▸ Items from a data source

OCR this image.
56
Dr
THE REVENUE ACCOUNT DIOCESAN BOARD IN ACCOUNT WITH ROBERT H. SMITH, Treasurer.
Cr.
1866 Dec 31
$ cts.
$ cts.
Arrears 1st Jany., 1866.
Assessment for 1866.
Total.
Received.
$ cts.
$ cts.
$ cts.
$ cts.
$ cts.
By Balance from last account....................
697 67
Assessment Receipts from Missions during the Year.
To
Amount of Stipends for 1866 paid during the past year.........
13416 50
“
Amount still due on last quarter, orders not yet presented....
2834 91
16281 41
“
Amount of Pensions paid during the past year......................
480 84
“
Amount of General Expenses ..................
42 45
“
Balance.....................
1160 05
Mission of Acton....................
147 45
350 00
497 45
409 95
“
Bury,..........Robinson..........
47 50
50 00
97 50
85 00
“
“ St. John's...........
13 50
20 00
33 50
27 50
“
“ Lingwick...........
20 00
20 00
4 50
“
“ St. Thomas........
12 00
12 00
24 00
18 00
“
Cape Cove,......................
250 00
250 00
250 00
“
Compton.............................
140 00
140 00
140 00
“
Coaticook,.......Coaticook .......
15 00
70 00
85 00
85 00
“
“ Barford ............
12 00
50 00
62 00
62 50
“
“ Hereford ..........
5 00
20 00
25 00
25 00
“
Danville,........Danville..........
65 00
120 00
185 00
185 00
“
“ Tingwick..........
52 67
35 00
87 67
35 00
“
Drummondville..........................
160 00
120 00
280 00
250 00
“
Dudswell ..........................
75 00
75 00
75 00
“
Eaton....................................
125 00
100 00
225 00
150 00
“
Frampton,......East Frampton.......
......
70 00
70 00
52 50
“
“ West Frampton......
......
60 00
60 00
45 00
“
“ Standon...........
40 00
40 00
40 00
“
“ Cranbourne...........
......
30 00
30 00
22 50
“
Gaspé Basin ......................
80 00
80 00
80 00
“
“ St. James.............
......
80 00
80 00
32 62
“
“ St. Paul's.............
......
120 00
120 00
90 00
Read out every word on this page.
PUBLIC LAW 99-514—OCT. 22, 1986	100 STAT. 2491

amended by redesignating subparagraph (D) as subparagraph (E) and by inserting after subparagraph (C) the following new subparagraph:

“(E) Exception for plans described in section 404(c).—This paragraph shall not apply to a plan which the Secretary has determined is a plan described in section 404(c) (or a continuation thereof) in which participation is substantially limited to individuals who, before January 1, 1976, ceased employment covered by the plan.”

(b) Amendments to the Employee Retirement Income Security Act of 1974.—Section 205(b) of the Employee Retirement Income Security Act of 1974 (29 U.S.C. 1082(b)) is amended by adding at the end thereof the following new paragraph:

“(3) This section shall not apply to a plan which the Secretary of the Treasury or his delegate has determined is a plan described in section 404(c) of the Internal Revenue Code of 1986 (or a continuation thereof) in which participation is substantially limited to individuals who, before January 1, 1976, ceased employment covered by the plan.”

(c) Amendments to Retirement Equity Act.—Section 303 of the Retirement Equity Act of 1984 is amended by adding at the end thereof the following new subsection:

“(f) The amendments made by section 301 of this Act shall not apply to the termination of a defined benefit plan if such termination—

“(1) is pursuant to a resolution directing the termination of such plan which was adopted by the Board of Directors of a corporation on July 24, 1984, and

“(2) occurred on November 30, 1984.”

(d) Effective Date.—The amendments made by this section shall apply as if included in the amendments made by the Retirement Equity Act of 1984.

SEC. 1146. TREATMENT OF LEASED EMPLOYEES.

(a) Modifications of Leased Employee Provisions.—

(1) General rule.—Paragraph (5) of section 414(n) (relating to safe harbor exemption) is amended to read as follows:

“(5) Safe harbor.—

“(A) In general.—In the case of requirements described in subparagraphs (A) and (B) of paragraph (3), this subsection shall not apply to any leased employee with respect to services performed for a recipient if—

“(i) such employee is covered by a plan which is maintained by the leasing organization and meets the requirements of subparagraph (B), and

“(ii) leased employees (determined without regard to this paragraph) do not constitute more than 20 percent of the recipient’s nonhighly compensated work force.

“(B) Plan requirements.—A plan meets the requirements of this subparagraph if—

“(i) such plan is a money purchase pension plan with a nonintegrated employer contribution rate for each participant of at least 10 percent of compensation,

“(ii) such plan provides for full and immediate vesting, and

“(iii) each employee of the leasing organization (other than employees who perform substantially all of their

▸ WHAT THE TASK REQUIRES
Without omitting anything, output the entries exactly.

▸ RESULT FOR THIS TASK
OCR this image.
56
Dr
THE REVENUE ACCOUNT DIOCESAN BOARD IN ACCOUNT WITH ROBERT H. SMITH, Treasurer.
Cr.
1866 Dec 31
$ cts.
$ cts.
Arrears 1st Jany., 1866.
Assessment for 1866.
Total.
Received.
$ cts.
$ cts.
$ cts.
$ cts.
$ cts.
By Balance from last account....................
697 67
Assessment Receipts from Missions during the Year.
To
Amount of Stipends for 1866 paid during the past year.........
13416 50
“
Amount still due on last quarter, orders not yet presented....
2834 91
16281 41
“
Amount of Pensions paid during the past year......................
480 84
“
Amount of General Expenses ..................
42 45
“
Balance.....................
1160 05
Mission of Acton....................
147 45
350 00
497 45
409 95
“
Bury,..........Robinson..........
47 50
50 00
97 50
85 00
“
“ St. John's...........
13 50
20 00
33 50
27 50
“
“ Lingwick...........
20 00
20 00
4 50
“
“ St. Thomas........
12 00
12 00
24 00
18 00
“
Cape Cove,......................
250 00
250 00
250 00
“
Compton.............................
140 00
140 00
140 00
“
Coaticook,.......Coaticook .......
15 00
70 00
85 00
85 00
“
“ Barford ............
12 00
50 00
62 00
62 50
“
“ Hereford ..........
5 00
20 00
25 00
25 00
“
Danville,........Danville..........
65 00
120 00
185 00
185 00
“
“ Tingwick..........
52 67
35 00
87 67
35 00
“
Drummondville..........................
160 00
120 00
280 00
250 00
“
Dudswell ..........................
75 00
75 00
75 00
“
Eaton....................................
125 00
100 00
225 00
150 00
“
Frampton,......East Frampton.......
......
70 00
70 00
52 50
“
“ West Frampton......
......
60 00
60 00
45 00
“
“ Standon...........
40 00
40 00
40 00
“
“ Cranbourne...........
......
30 00
30 00
22 50
“
Gaspé Basin ......................
80 00
80 00
80 00
“
“ St. James.............
......
80 00
80 00
32 62
“
“ St. Paul's.............
......
120 00
120 00
90 00
Read out every word on this page.
PUBLIC LAW 99-514—OCT. 22, 1986	100 STAT. 2491

amended by redesignating subparagraph (D) as subparagraph (E) and by inserting after subparagraph (C) the following new subparagraph:

“(E) Exception for plans described in section 404(c).—This paragraph shall not apply to a plan which the Secretary has determined is a plan described in section 404(c) (or a continuation thereof) in which participation is substantially limited to individuals who, before January 1, 1976, ceased employment covered by the plan.”

(b) Amendments to the Employee Retirement Income Security Act of 1974.—Section 205(b) of the Employee Retirement Income Security Act of 1974 (29 U.S.C. 1082(b)) is amended by adding at the end thereof the following new paragraph:

“(3) This section shall not apply to a plan which the Secretary of the Treasury or his delegate has determined is a plan described in section 404(c) of the Internal Revenue Code of 1986 (or a continuation thereof) in which participation is substantially limited to individuals who, before January 1, 1976, ceased employment covered by the plan.”

(c) Amendments to Retirement Equity Act.—Section 303 of the Retirement Equity Act of 1984 is amended by adding at the end thereof the following new subsection:

“(f) The amendments made by section 301 of this Act shall not apply to the termination of a defined benefit plan if such termination—

“(1) is pursuant to a resolution directing the termination of such plan which was adopted by the Board of Directors of a corporation on July 24, 1984, and

“(2) occurred on November 30, 1984.”

(d) Effective Date.—The amendments made by this section shall apply as if included in the amendments made by the Retirement Equity Act of 1984.

SEC. 1146. TREATMENT OF LEASED EMPLOYEES.

(a) Modifications of Leased Employee Provisions.—

(1) General rule.—Paragraph (5) of section 414(n) (relating to safe harbor exemption) is amended to read as follows:

“(5) Safe harbor.—

“(A) In general.—In the case of requirements described in subparagraphs (A) and (B) of paragraph (3), this subsection shall not apply to any leased employee with respect to services performed for a recipient if—

“(i) such employee is covered by a plan which is maintained by the leasing organization and meets the requirements of subparagraph (B), and

“(ii) leased employees (determined without regard to this paragraph) do not constitute more than 20 percent of the recipient’s nonhighly compensated work force.

“(B) Plan requirements.—A plan meets the requirements of this subparagraph if—

“(i) such plan is a money purchase pension plan with a nonintegrated employer contribution rate for each participant of at least 10 percent of compensation,

“(ii) such plan provides for full and immediate vesting, and

“(iii) each employee of the leasing organization (other than employees who perform substantially all of their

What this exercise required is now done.